(begin)

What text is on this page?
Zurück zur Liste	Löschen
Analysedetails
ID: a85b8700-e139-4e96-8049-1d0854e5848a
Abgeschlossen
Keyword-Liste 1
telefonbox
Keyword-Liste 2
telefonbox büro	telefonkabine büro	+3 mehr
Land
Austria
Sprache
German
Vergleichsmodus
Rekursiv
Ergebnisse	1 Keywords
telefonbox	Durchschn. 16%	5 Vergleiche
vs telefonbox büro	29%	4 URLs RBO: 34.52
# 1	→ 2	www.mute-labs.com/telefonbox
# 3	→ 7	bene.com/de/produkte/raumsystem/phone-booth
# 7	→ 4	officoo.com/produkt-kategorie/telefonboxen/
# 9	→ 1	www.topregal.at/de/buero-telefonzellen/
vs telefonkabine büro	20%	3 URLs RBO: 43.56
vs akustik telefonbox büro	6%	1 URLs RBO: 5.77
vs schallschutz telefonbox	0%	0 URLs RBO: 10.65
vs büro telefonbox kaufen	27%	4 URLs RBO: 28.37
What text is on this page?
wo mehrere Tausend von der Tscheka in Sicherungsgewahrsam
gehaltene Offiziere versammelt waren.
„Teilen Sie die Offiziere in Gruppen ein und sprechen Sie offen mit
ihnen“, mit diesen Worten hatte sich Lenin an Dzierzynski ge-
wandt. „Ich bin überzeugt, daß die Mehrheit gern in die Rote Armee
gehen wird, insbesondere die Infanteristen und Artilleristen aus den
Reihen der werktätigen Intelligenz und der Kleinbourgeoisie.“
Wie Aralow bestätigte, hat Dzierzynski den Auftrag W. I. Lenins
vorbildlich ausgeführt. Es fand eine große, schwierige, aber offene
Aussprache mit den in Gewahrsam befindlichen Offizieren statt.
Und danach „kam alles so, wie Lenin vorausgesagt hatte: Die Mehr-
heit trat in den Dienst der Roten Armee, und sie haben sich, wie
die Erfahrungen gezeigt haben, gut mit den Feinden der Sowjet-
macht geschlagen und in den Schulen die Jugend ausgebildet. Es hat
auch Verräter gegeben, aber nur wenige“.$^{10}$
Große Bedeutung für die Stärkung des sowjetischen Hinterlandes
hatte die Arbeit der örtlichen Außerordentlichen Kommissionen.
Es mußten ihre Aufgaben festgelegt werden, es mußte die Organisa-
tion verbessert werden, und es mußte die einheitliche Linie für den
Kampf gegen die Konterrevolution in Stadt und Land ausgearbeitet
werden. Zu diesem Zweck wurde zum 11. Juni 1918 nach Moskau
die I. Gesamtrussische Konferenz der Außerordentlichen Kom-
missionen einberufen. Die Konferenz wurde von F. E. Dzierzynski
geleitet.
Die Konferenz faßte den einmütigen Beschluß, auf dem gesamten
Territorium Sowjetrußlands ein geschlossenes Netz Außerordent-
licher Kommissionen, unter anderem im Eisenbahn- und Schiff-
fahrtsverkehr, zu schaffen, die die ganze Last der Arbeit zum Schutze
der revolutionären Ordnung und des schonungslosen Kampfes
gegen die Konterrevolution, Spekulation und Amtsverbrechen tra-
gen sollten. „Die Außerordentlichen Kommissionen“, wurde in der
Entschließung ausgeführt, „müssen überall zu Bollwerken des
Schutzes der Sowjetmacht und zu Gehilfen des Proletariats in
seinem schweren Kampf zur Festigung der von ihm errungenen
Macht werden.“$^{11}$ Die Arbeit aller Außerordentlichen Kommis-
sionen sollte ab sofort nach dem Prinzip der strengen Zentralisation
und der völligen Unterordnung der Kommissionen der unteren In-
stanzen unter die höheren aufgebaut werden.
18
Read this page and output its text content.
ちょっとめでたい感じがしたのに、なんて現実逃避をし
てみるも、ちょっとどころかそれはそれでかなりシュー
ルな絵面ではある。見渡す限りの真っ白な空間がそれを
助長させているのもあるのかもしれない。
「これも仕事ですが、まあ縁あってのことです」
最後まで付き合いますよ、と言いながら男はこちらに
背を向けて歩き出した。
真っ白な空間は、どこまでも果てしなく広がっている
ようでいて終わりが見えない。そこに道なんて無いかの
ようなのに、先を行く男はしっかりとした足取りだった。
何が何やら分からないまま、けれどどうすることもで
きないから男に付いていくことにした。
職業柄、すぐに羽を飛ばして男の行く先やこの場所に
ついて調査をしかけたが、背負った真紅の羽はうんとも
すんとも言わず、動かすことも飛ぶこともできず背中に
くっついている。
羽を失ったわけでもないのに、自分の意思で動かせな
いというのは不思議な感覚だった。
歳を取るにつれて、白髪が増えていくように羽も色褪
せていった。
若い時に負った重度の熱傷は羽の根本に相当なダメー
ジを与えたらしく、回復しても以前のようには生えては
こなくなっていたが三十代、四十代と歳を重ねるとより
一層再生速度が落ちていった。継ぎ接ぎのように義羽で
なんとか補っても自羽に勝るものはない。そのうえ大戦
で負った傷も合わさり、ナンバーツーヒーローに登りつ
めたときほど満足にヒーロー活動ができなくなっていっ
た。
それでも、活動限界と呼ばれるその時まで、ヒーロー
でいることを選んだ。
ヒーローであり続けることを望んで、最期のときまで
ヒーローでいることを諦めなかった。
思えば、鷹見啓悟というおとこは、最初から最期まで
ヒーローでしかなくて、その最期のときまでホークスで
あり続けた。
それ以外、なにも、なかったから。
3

(end)

Repeat the material above exactly.

What text is on this page?
Zurück zur Liste	Löschen
Analysedetails
ID: a85b8700-e139-4e96-8049-1d0854e5848a
Abgeschlossen
Keyword-Liste 1
telefonbox
Keyword-Liste 2
telefonbox büro	telefonkabine büro	+3 mehr
Land
Austria
Sprache
German
Vergleichsmodus
Rekursiv
Ergebnisse	1 Keywords
telefonbox	Durchschn. 16%	5 Vergleiche
vs telefonbox büro	29%	4 URLs RBO: 34.52
# 1	→ 2	www.mute-labs.com/telefonbox
# 3	→ 7	bene.com/de/produkte/raumsystem/phone-booth
# 7	→ 4	officoo.com/produkt-kategorie/telefonboxen/
# 9	→ 1	www.topregal.at/de/buero-telefonzellen/
vs telefonkabine büro	20%	3 URLs RBO: 43.56
vs akustik telefonbox büro	6%	1 URLs RBO: 5.77
vs schallschutz telefonbox	0%	0 URLs RBO: 10.65
vs büro telefonbox kaufen	27%	4 URLs RBO: 28.37
What text is on this page?
wo mehrere Tausend von der Tscheka in Sicherungsgewahrsam
gehaltene Offiziere versammelt waren.
„Teilen Sie die Offiziere in Gruppen ein und sprechen Sie offen mit
ihnen“, mit diesen Worten hatte sich Lenin an Dzierzynski ge-
wandt. „Ich bin überzeugt, daß die Mehrheit gern in die Rote Armee
gehen wird, insbesondere die Infanteristen und Artilleristen aus den
Reihen der werktätigen Intelligenz und der Kleinbourgeoisie.“
Wie Aralow bestätigte, hat Dzierzynski den Auftrag W. I. Lenins
vorbildlich ausgeführt. Es fand eine große, schwierige, aber offene
Aussprache mit den in Gewahrsam befindlichen Offizieren statt.
Und danach „kam alles so, wie Lenin vorausgesagt hatte: Die Mehr-
heit trat in den Dienst der Roten Armee, und sie haben sich, wie
die Erfahrungen gezeigt haben, gut mit den Feinden der Sowjet-
macht geschlagen und in den Schulen die Jugend ausgebildet. Es hat
auch Verräter gegeben, aber nur wenige“.$^{10}$
Große Bedeutung für die Stärkung des sowjetischen Hinterlandes
hatte die Arbeit der örtlichen Außerordentlichen Kommissionen.
Es mußten ihre Aufgaben festgelegt werden, es mußte die Organisa-
tion verbessert werden, und es mußte die einheitliche Linie für den
Kampf gegen die Konterrevolution in Stadt und Land ausgearbeitet
werden. Zu diesem Zweck wurde zum 11. Juni 1918 nach Moskau
die I. Gesamtrussische Konferenz der Außerordentlichen Kom-
missionen einberufen. Die Konferenz wurde von F. E. Dzierzynski
geleitet.
Die Konferenz faßte den einmütigen Beschluß, auf dem gesamten
Territorium Sowjetrußlands ein geschlossenes Netz Außerordent-
licher Kommissionen, unter anderem im Eisenbahn- und Schiff-
fahrtsverkehr, zu schaffen, die die ganze Last der Arbeit zum Schutze
der revolutionären Ordnung und des schonungslosen Kampfes
gegen die Konterrevolution, Spekulation und Amtsverbrechen tra-
gen sollten. „Die Außerordentlichen Kommissionen“, wurde in der
Entschließung ausgeführt, „müssen überall zu Bollwerken des
Schutzes der Sowjetmacht und zu Gehilfen des Proletariats in
seinem schweren Kampf zur Festigung der von ihm errungenen
Macht werden.“$^{11}$ Die Arbeit aller Außerordentlichen Kommis-
sionen sollte ab sofort nach dem Prinzip der strengen Zentralisation
und der völligen Unterordnung der Kommissionen der unteren In-
stanzen unter die höheren aufgebaut werden.
18
Read this page and output its text content.
ちょっとめでたい感じがしたのに、なんて現実逃避をし
てみるも、ちょっとどころかそれはそれでかなりシュー
ルな絵面ではある。見渡す限りの真っ白な空間がそれを
助長させているのもあるのかもしれない。
「これも仕事ですが、まあ縁あってのことです」
最後まで付き合いますよ、と言いながら男はこちらに
背を向けて歩き出した。
真っ白な空間は、どこまでも果てしなく広がっている
ようでいて終わりが見えない。そこに道なんて無いかの
ようなのに、先を行く男はしっかりとした足取りだった。
何が何やら分からないまま、けれどどうすることもで
きないから男に付いていくことにした。
職業柄、すぐに羽を飛ばして男の行く先やこの場所に
ついて調査をしかけたが、背負った真紅の羽はうんとも
すんとも言わず、動かすことも飛ぶこともできず背中に
くっついている。
羽を失ったわけでもないのに、自分の意思で動かせな
いというのは不思議な感覚だった。
歳を取るにつれて、白髪が増えていくように羽も色褪
せていった。
若い時に負った重度の熱傷は羽の根本に相当なダメー
ジを与えたらしく、回復しても以前のようには生えては
こなくなっていたが三十代、四十代と歳を重ねるとより
一層再生速度が落ちていった。継ぎ接ぎのように義羽で
なんとか補っても自羽に勝るものはない。そのうえ大戦
で負った傷も合わさり、ナンバーツーヒーローに登りつ
めたときほど満足にヒーロー活動ができなくなっていっ
た。
それでも、活動限界と呼ばれるその時まで、ヒーロー
でいることを選んだ。
ヒーローであり続けることを望んで、最期のときまで
ヒーローでいることを諦めなかった。
思えば、鷹見啓悟というおとこは、最初から最期まで
ヒーローでしかなくて、その最期のときまでホークスで
あり続けた。
それ以外、なにも、なかったから。
3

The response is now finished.